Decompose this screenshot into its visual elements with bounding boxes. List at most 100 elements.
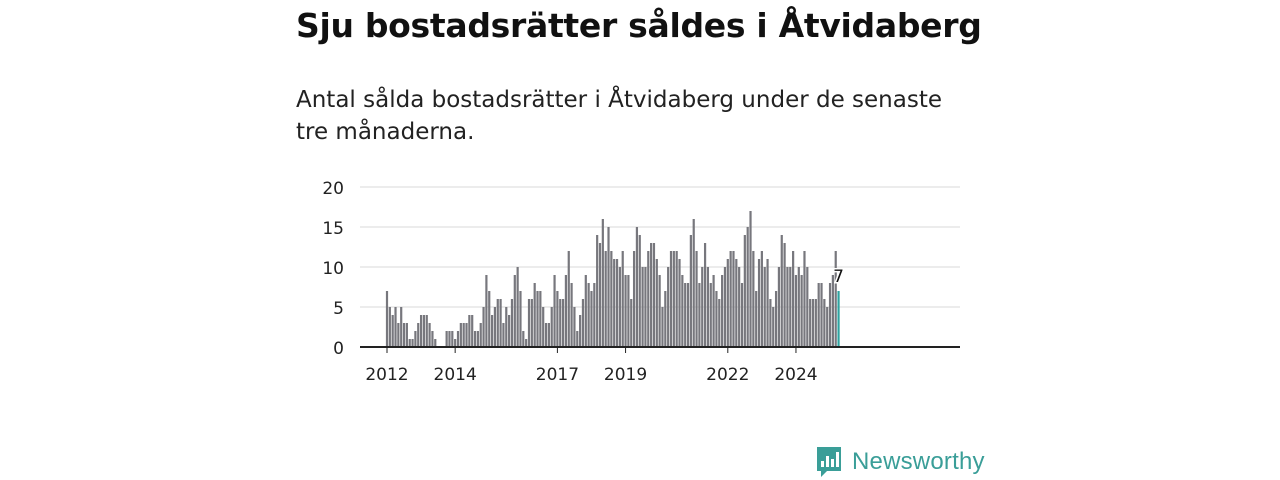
bar [522,331,525,347]
bar [490,315,494,347]
bar [400,307,403,347]
bar [505,307,508,347]
bar [703,243,707,347]
bar [465,323,468,347]
bar [783,243,786,347]
bar [712,275,715,347]
bar [823,299,826,347]
bar-chart: 0 5 10 15 20 2012 2014 2017 2019 2022 2024 7 [322,179,960,385]
bar [593,283,596,347]
bar [740,283,744,347]
bar [502,323,505,347]
bar [695,251,698,347]
bar [397,323,400,347]
bar [698,283,701,347]
bar [473,331,477,347]
bar [615,259,619,347]
bar [723,267,727,347]
bar [803,251,806,347]
newsworthy-brand[interactable]: Newsworthy [815,444,985,480]
bar [647,251,650,347]
bar [658,275,661,347]
bar [590,291,593,347]
bar [763,267,766,347]
bar [738,267,741,347]
bar [579,315,582,347]
bar [650,243,653,347]
bar [604,251,607,347]
bar [735,259,738,347]
y-axis-ticks: 0 5 10 15 20 [322,179,344,359]
bar [525,339,528,347]
bar [496,299,499,347]
bar [601,219,604,347]
x-tick-label: 2019 [604,365,647,385]
chart-subtitle: Antal sålda bostadsrätter i Åtvidaberg u… [296,87,942,145]
bar [425,315,428,347]
bar [542,307,545,347]
bars [385,211,840,347]
bar [814,299,817,347]
bar [405,323,408,347]
bar [462,323,465,347]
bar [664,291,667,347]
bar [743,235,746,347]
bar-highlight [837,291,840,347]
bar [811,299,815,347]
chart-title: Sju bostadsrätter såldes i Åtvidaberg [296,6,982,45]
bar [493,307,497,347]
bar [684,283,687,347]
bar [482,307,485,347]
bar [581,299,585,347]
bar [559,299,562,347]
bar [718,299,721,347]
bar [652,243,656,347]
brand-name: Newsworthy [852,448,985,475]
bar [732,251,735,347]
bar [547,323,550,347]
bar [391,315,394,347]
bar [624,275,627,347]
bar [613,259,616,347]
bar [499,299,502,347]
bar [772,307,775,347]
bar [757,259,761,347]
bar [610,251,613,347]
bar [527,299,531,347]
bar [774,291,778,347]
bar [766,259,769,347]
bar [706,267,710,347]
bar [729,251,732,347]
bar [661,307,664,347]
bar [539,291,542,347]
bar [692,219,695,347]
bar [701,267,704,347]
bar [553,275,556,347]
bar [630,299,633,347]
bar [550,307,553,347]
x-tick-label: 2012 [365,365,408,385]
bar [621,251,624,347]
bar [820,283,823,347]
bar [570,283,573,347]
bar [755,291,758,347]
bar [826,307,829,347]
bar [686,283,690,347]
bar [513,275,516,347]
bar [809,299,812,347]
bar [576,331,579,347]
bar [431,331,434,347]
bar [533,283,536,347]
bar [456,331,460,347]
bar [508,315,511,347]
x-tick-label: 2017 [536,365,579,385]
bar [476,331,479,347]
x-tick-label: 2024 [774,365,817,385]
bar [618,267,621,347]
bar [669,251,673,347]
bar [445,331,448,347]
bar [746,227,749,347]
bar [607,227,610,347]
bar [681,275,684,347]
bar [556,291,559,347]
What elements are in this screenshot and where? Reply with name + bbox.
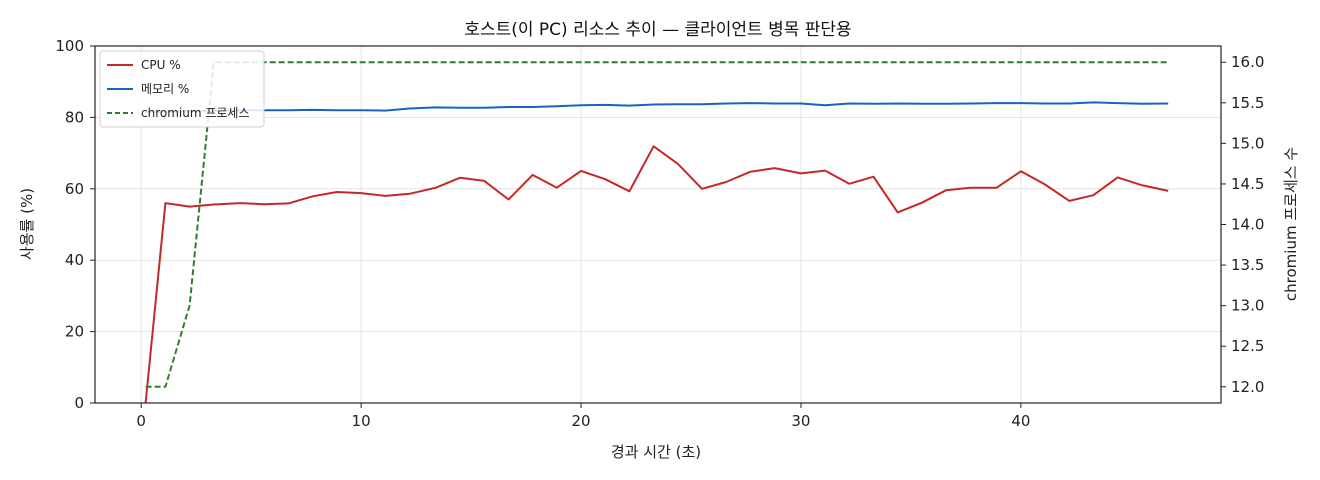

* * *

*What the task asks*.
From the data above, copy out every line that contains the string "brand". Case counts.

*The response*.
newsworthy-brand[interactable]: Newsworthy [815,444,985,480]
brand-name: Newsworthy [852,448,985,475]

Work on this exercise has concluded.